Exercise task » All of the data must be printed exactly; please include every line.

Material provided »

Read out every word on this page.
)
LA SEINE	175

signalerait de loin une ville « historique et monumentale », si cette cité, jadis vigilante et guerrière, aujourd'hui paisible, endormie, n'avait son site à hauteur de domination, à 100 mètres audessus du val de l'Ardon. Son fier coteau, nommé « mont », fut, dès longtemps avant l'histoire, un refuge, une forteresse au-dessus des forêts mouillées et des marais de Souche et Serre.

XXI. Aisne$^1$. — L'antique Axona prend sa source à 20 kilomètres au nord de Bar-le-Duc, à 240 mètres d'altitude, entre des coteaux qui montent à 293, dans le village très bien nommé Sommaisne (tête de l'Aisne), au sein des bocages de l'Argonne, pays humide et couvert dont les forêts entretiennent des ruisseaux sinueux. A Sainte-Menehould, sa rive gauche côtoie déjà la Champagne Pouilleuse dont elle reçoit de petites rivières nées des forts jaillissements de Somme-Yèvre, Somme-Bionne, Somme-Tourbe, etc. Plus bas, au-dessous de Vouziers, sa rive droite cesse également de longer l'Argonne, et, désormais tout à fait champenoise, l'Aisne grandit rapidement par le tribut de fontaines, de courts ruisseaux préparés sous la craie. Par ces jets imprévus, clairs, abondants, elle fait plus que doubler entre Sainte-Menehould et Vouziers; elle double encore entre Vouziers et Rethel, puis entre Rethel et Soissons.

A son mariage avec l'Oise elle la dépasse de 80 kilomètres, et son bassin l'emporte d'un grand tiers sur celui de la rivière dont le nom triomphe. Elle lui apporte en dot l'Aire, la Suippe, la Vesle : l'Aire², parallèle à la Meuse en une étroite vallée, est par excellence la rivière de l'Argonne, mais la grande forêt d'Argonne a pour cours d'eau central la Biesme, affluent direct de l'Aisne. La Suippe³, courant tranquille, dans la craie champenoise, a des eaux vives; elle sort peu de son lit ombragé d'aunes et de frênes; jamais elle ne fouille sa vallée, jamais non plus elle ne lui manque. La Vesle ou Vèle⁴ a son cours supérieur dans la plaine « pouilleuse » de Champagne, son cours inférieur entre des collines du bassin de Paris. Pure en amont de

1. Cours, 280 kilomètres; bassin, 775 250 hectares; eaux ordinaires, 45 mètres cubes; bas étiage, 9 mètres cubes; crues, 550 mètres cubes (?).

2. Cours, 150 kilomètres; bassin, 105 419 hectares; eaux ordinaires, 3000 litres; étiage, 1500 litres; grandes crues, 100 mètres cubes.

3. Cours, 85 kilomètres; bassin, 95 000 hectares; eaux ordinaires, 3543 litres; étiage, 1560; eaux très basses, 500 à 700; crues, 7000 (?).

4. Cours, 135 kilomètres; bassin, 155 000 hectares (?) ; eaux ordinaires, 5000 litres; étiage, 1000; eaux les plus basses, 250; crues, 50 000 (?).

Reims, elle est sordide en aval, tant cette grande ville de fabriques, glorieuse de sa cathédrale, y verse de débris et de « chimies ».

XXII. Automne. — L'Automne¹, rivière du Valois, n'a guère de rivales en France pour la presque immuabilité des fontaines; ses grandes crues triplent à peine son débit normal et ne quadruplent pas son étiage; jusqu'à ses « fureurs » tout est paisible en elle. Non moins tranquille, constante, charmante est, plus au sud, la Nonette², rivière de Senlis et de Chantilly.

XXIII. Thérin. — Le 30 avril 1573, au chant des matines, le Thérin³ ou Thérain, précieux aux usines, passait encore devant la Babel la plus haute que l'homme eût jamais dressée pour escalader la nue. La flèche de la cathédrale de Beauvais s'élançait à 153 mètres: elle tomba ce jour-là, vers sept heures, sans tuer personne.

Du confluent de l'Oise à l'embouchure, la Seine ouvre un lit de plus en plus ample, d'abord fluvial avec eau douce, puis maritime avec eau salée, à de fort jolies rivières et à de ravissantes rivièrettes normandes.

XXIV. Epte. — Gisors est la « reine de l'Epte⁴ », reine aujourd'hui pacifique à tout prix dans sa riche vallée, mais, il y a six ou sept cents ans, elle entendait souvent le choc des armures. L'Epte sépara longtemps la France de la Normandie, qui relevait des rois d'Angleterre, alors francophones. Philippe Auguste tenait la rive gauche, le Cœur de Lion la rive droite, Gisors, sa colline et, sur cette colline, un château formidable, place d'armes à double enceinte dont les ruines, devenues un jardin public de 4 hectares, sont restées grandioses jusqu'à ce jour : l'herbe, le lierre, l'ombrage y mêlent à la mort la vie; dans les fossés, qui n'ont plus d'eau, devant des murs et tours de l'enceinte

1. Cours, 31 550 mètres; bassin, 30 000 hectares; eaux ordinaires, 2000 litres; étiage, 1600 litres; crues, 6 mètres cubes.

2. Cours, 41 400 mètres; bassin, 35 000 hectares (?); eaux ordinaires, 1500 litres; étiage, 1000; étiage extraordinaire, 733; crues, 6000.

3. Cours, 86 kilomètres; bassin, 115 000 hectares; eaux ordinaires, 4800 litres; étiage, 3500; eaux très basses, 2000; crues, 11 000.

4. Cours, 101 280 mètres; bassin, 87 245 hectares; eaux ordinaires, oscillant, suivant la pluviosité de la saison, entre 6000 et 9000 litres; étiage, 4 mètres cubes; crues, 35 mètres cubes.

Written response »
Read out every word on this page.
)
LA SEINE	175

signalerait de loin une ville « historique et monumentale », si cette cité, jadis vigilante et guerrière, aujourd'hui paisible, endormie, n'avait son site à hauteur de domination, à 100 mètres audessus du val de l'Ardon. Son fier coteau, nommé « mont », fut, dès longtemps avant l'histoire, un refuge, une forteresse au-dessus des forêts mouillées et des marais de Souche et Serre.

XXI. Aisne$^1$. — L'antique Axona prend sa source à 20 kilomètres au nord de Bar-le-Duc, à 240 mètres d'altitude, entre des coteaux qui montent à 293, dans le village très bien nommé Sommaisne (tête de l'Aisne), au sein des bocages de l'Argonne, pays humide et couvert dont les forêts entretiennent des ruisseaux sinueux. A Sainte-Menehould, sa rive gauche côtoie déjà la Champagne Pouilleuse dont elle reçoit de petites rivières nées des forts jaillissements de Somme-Yèvre, Somme-Bionne, Somme-Tourbe, etc. Plus bas, au-dessous de Vouziers, sa rive droite cesse également de longer l'Argonne, et, désormais tout à fait champenoise, l'Aisne grandit rapidement par le tribut de fontaines, de courts ruisseaux préparés sous la craie. Par ces jets imprévus, clairs, abondants, elle fait plus que doubler entre Sainte-Menehould et Vouziers; elle double encore entre Vouziers et Rethel, puis entre Rethel et Soissons.

A son mariage avec l'Oise elle la dépasse de 80 kilomètres, et son bassin l'emporte d'un grand tiers sur celui de la rivière dont le nom triomphe. Elle lui apporte en dot l'Aire, la Suippe, la Vesle : l'Aire², parallèle à la Meuse en une étroite vallée, est par excellence la rivière de l'Argonne, mais la grande forêt d'Argonne a pour cours d'eau central la Biesme, affluent direct de l'Aisne. La Suippe³, courant tranquille, dans la craie champenoise, a des eaux vives; elle sort peu de son lit ombragé d'aunes et de frênes; jamais elle ne fouille sa vallée, jamais non plus elle ne lui manque. La Vesle ou Vèle⁴ a son cours supérieur dans la plaine « pouilleuse » de Champagne, son cours inférieur entre des collines du bassin de Paris. Pure en amont de

1. Cours, 280 kilomètres; bassin, 775 250 hectares; eaux ordinaires, 45 mètres cubes; bas étiage, 9 mètres cubes; crues, 550 mètres cubes (?).

2. Cours, 150 kilomètres; bassin, 105 419 hectares; eaux ordinaires, 3000 litres; étiage, 1500 litres; grandes crues, 100 mètres cubes.

3. Cours, 85 kilomètres; bassin, 95 000 hectares; eaux ordinaires, 3543 litres; étiage, 1560; eaux très basses, 500 à 700; crues, 7000 (?).

4. Cours, 135 kilomètres; bassin, 155 000 hectares (?) ; eaux ordinaires, 5000 litres; étiage, 1000; eaux les plus basses, 250; crues, 50 000 (?).

Reims, elle est sordide en aval, tant cette grande ville de fabriques, glorieuse de sa cathédrale, y verse de débris et de « chimies ».

XXII. Automne. — L'Automne¹, rivière du Valois, n'a guère de rivales en France pour la presque immuabilité des fontaines; ses grandes crues triplent à peine son débit normal et ne quadruplent pas son étiage; jusqu'à ses « fureurs » tout est paisible en elle. Non moins tranquille, constante, charmante est, plus au sud, la Nonette², rivière de Senlis et de Chantilly.

XXIII. Thérin. — Le 30 avril 1573, au chant des matines, le Thérin³ ou Thérain, précieux aux usines, passait encore devant la Babel la plus haute que l'homme eût jamais dressée pour escalader la nue. La flèche de la cathédrale de Beauvais s'élançait à 153 mètres: elle tomba ce jour-là, vers sept heures, sans tuer personne.

Du confluent de l'Oise à l'embouchure, la Seine ouvre un lit de plus en plus ample, d'abord fluvial avec eau douce, puis maritime avec eau salée, à de fort jolies rivières et à de ravissantes rivièrettes normandes.

XXIV. Epte. — Gisors est la « reine de l'Epte⁴ », reine aujourd'hui pacifique à tout prix dans sa riche vallée, mais, il y a six ou sept cents ans, elle entendait souvent le choc des armures. L'Epte sépara longtemps la France de la Normandie, qui relevait des rois d'Angleterre, alors francophones. Philippe Auguste tenait la rive gauche, le Cœur de Lion la rive droite, Gisors, sa colline et, sur cette colline, un château formidable, place d'armes à double enceinte dont les ruines, devenues un jardin public de 4 hectares, sont restées grandioses jusqu'à ce jour : l'herbe, le lierre, l'ombrage y mêlent à la mort la vie; dans les fossés, qui n'ont plus d'eau, devant des murs et tours de l'enceinte

1. Cours, 31 550 mètres; bassin, 30 000 hectares; eaux ordinaires, 2000 litres; étiage, 1600 litres; crues, 6 mètres cubes.

2. Cours, 41 400 mètres; bassin, 35 000 hectares (?); eaux ordinaires, 1500 litres; étiage, 1000; étiage extraordinaire, 733; crues, 6000.

3. Cours, 86 kilomètres; bassin, 115 000 hectares; eaux ordinaires, 4800 litres; étiage, 3500; eaux très basses, 2000; crues, 11 000.

4. Cours, 101 280 mètres; bassin, 87 245 hectares; eaux ordinaires, oscillant, suivant la pluviosité de la saison, entre 6000 et 9000 litres; étiage, 4 mètres cubes; crues, 35 mètres cubes.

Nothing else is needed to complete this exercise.